» DESCRIPTION OF THE TASK: Report the count of lines containing the word "screenshot" in the entries below, and nothing more.

» PROVIDED MATERIAL:
■ ■ ■ ■ ■

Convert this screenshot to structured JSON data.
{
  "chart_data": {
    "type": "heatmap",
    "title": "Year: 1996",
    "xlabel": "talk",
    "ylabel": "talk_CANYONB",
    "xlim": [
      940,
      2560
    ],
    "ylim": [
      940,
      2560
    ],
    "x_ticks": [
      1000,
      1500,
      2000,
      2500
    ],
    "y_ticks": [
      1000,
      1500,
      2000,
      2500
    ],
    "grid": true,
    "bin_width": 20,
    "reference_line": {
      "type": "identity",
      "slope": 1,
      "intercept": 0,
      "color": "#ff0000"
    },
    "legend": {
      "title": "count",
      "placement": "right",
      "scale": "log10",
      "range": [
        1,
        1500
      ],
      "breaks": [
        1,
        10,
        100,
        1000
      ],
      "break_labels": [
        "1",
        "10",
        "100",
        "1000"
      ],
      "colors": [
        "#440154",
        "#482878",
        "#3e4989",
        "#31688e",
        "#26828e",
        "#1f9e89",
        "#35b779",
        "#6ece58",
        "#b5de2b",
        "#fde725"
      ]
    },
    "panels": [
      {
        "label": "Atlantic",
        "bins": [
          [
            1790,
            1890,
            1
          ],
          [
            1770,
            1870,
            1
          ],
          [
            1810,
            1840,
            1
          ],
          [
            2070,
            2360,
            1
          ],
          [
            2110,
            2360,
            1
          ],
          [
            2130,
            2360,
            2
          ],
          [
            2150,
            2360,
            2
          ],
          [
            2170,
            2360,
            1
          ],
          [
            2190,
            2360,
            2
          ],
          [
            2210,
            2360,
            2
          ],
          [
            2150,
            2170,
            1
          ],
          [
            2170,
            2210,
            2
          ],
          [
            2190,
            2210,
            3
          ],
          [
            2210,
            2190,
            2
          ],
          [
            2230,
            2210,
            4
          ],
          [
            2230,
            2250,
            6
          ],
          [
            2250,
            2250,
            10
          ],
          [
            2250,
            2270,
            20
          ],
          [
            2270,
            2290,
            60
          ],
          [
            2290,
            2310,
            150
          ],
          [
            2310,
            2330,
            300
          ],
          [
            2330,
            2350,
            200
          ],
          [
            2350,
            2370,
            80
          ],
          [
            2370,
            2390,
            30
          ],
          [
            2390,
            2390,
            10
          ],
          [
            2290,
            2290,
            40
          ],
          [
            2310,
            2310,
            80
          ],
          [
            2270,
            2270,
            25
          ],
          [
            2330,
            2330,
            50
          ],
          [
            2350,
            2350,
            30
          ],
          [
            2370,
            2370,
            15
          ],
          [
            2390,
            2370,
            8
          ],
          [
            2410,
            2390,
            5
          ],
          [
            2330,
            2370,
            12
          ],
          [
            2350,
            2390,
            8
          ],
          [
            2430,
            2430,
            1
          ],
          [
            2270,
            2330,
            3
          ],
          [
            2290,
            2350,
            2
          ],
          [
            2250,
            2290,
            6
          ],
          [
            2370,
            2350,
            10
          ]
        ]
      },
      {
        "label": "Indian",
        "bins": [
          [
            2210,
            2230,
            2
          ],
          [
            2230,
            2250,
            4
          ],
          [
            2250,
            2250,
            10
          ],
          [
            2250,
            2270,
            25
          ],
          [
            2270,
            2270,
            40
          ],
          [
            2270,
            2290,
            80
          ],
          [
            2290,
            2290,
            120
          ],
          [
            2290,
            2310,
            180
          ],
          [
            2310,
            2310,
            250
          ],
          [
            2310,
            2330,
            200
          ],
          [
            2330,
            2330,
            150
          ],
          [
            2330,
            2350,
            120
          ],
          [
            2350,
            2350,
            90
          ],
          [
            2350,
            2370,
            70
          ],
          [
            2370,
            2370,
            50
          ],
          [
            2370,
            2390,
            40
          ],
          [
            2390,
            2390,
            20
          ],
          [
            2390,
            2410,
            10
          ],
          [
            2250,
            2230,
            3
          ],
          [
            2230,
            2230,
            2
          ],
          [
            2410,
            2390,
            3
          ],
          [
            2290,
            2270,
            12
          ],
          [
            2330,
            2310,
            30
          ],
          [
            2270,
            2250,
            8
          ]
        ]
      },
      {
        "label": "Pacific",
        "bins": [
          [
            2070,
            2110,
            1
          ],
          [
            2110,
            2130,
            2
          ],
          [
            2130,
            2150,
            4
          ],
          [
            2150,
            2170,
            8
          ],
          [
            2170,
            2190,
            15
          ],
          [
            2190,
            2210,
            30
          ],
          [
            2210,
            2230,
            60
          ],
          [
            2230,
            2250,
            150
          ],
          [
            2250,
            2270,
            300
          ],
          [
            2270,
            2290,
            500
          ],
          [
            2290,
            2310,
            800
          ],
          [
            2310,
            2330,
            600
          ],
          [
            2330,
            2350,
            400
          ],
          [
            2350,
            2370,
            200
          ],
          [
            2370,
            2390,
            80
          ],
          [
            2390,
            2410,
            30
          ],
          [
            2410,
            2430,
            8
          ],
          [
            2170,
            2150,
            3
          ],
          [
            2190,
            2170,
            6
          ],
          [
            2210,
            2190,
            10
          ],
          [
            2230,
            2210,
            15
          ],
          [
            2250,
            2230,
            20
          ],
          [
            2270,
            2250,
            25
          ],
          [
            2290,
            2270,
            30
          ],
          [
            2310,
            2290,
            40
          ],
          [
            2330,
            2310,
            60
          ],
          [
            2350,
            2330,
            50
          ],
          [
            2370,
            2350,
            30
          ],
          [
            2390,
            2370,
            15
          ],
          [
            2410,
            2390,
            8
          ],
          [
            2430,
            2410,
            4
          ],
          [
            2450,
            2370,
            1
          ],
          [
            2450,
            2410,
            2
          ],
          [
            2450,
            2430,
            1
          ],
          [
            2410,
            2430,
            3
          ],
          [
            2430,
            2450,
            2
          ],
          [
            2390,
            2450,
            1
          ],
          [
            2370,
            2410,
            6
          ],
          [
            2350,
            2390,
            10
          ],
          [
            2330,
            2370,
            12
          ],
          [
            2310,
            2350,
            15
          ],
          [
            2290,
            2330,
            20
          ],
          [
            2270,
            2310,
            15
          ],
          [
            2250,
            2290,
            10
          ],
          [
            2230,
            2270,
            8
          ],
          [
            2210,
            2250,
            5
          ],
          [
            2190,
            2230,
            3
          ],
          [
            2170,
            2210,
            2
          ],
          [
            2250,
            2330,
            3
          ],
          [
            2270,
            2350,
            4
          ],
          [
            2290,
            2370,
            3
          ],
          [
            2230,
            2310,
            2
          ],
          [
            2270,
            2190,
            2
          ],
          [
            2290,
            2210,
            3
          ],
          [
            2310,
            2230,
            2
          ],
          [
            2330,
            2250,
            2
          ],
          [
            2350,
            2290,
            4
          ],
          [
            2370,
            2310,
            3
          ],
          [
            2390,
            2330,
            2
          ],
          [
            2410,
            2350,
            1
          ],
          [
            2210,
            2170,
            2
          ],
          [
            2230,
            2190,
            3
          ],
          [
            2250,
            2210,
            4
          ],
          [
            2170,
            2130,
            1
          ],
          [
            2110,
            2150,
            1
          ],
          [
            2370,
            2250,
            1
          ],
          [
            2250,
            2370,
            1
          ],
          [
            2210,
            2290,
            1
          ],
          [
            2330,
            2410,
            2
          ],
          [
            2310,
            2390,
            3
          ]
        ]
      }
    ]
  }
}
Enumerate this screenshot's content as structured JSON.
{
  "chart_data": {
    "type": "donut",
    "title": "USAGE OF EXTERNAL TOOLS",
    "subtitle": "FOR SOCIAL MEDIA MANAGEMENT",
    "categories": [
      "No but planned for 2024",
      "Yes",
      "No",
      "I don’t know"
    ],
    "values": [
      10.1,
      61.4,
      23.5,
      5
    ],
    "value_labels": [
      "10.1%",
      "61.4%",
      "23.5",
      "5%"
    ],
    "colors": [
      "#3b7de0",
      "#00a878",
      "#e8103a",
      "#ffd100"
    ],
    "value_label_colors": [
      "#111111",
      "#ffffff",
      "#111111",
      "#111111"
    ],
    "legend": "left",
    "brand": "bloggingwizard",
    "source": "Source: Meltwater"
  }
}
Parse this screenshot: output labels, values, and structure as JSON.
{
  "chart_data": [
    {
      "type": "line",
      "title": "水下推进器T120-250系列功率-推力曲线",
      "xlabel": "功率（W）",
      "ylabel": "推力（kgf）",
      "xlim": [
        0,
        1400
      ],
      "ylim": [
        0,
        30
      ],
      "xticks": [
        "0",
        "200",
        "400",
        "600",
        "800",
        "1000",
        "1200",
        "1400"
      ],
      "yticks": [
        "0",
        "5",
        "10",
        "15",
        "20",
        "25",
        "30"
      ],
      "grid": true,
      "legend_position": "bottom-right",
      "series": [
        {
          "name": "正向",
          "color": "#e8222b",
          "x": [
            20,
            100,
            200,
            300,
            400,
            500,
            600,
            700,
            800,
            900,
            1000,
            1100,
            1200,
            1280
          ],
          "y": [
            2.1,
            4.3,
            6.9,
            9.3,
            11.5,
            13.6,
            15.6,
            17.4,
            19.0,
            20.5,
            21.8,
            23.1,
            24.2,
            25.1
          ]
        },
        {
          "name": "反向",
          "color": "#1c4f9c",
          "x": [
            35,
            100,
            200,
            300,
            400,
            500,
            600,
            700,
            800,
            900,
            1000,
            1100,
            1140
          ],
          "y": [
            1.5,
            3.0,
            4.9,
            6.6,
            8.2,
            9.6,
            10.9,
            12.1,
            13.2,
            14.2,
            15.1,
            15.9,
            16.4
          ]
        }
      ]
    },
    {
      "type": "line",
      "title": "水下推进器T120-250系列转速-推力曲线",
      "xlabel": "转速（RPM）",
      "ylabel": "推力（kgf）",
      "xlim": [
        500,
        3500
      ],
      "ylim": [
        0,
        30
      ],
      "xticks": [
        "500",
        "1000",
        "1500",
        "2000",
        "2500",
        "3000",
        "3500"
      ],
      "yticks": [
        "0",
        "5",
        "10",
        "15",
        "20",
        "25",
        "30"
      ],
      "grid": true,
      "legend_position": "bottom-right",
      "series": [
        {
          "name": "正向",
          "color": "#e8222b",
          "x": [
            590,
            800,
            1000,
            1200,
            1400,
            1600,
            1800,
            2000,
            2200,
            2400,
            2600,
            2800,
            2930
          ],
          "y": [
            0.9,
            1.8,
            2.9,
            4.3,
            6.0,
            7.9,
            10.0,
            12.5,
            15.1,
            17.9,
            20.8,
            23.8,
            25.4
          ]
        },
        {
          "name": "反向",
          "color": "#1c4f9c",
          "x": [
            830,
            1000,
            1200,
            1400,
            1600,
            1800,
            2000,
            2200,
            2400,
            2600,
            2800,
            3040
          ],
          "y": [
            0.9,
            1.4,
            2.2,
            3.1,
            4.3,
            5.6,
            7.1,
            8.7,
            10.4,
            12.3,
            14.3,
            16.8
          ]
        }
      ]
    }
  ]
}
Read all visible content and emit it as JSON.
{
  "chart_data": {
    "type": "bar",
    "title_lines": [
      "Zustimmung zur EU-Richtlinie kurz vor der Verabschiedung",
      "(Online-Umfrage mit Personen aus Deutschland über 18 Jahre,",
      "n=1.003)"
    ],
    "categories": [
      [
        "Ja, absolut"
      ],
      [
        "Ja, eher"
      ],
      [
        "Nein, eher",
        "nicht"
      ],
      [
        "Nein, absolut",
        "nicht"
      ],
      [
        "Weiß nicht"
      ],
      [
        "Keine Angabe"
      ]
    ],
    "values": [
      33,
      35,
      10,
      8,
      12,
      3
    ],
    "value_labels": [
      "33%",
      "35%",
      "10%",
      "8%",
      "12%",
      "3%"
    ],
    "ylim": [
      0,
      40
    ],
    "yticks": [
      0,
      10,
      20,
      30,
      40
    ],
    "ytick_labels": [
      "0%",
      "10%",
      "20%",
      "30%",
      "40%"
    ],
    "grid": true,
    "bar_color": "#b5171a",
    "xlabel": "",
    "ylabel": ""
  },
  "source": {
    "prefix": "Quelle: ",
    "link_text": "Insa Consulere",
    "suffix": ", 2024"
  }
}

■ ■ ■ ■ ■

» EXERCISE RESULT: 3